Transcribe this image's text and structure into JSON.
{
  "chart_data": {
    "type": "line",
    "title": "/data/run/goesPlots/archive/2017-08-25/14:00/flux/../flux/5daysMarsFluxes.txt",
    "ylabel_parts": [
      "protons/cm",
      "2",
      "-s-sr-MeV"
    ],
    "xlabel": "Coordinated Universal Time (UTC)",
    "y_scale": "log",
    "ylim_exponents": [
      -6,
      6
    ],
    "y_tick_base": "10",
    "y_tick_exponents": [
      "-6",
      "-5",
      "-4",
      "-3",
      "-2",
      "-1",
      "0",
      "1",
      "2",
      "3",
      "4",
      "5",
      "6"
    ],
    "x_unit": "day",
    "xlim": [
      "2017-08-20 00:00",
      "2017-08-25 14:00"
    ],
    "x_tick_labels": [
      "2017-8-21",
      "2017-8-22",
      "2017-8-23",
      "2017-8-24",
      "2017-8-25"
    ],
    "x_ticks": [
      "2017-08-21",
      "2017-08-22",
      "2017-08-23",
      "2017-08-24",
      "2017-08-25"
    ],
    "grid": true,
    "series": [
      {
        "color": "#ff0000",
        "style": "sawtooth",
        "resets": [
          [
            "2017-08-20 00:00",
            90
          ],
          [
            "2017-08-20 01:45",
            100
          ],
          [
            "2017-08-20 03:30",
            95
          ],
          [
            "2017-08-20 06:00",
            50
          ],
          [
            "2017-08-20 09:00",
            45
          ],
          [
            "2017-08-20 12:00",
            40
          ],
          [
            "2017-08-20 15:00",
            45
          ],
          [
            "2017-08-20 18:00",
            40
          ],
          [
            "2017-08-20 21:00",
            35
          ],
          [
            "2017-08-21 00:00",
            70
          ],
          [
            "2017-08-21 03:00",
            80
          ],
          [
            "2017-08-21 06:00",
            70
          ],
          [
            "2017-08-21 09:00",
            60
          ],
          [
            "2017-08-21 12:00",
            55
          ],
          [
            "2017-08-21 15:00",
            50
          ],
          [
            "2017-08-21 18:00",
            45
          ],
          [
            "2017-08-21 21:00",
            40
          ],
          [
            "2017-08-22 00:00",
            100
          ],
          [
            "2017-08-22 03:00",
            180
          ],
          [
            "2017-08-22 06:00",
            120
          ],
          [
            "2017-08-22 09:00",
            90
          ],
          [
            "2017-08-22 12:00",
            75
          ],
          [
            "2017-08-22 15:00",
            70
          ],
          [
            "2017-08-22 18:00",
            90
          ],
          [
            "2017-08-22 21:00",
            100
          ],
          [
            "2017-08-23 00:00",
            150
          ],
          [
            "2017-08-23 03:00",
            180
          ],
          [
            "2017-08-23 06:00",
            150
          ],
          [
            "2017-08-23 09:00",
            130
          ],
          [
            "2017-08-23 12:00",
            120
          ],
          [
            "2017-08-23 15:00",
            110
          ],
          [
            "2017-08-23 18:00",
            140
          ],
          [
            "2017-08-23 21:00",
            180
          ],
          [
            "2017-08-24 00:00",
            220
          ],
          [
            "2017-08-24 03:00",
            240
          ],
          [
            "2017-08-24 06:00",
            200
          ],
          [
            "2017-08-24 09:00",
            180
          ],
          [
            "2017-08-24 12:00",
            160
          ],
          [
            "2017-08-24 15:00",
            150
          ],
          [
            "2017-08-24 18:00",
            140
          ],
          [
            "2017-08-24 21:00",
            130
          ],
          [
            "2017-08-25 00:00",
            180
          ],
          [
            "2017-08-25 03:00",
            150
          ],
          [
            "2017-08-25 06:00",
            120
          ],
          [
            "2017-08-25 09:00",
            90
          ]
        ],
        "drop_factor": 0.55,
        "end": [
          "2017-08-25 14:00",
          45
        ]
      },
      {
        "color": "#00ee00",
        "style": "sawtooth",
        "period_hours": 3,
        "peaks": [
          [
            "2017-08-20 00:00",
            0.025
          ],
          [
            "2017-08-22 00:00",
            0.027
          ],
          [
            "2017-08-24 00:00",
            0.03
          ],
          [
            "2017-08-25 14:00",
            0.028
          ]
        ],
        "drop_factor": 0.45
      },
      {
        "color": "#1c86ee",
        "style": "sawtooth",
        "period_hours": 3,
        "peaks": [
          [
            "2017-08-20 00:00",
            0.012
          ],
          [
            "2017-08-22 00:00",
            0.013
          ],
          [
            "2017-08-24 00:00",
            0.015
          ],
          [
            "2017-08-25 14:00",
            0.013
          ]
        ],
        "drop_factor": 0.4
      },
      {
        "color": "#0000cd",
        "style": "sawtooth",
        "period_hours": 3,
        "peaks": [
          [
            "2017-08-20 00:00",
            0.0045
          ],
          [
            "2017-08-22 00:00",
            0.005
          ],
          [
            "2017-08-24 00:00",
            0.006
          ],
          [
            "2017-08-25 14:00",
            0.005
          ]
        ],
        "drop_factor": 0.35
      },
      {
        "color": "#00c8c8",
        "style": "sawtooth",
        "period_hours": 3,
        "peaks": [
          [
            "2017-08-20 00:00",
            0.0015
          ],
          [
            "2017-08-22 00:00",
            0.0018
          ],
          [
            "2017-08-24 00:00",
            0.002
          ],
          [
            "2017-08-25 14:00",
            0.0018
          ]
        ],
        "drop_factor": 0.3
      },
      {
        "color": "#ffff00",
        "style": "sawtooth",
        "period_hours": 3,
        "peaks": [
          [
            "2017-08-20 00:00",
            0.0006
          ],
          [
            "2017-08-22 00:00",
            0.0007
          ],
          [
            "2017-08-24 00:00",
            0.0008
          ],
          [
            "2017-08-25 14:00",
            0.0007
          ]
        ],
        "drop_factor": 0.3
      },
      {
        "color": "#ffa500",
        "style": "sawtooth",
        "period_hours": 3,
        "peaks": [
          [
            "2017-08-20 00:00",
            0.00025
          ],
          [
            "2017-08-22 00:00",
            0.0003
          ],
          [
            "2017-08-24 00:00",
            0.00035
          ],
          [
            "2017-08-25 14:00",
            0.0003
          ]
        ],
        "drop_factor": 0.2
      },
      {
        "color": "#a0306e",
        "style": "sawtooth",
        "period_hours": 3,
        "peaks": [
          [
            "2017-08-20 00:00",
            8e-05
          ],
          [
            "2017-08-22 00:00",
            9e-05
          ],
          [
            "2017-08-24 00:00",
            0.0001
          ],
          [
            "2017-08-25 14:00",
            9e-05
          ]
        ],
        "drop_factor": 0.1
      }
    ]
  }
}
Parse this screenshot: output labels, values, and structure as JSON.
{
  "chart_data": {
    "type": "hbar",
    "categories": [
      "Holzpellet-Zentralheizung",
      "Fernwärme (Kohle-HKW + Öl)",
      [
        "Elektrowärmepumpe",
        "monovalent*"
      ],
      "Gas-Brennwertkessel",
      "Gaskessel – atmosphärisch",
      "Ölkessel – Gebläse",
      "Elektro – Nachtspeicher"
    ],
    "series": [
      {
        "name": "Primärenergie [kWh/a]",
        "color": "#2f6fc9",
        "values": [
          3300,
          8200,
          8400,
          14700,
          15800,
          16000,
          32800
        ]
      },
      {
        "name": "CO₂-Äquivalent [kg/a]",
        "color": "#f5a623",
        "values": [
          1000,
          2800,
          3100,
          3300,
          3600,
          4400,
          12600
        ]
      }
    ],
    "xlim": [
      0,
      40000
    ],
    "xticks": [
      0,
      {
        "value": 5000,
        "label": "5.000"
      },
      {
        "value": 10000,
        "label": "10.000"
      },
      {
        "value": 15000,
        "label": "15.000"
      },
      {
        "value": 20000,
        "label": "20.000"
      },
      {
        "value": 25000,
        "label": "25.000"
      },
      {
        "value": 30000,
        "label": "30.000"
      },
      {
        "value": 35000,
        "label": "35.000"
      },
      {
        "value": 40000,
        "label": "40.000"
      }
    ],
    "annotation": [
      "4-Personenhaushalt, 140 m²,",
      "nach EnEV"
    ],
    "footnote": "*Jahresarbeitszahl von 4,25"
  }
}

════════════════════

Requirements.
Search the records for the string "color" and return every line in which it occurs.

Finished exercise.
        "color": "#ff0000",
        "color": "#00ee00",
        "color": "#1c86ee",
        "color": "#0000cd",
        "color": "#00c8c8",
        "color": "#ffff00",
        "color": "#ffa500",
        "color": "#a0306e",
        "color": "#2f6fc9",
        "color": "#f5a623",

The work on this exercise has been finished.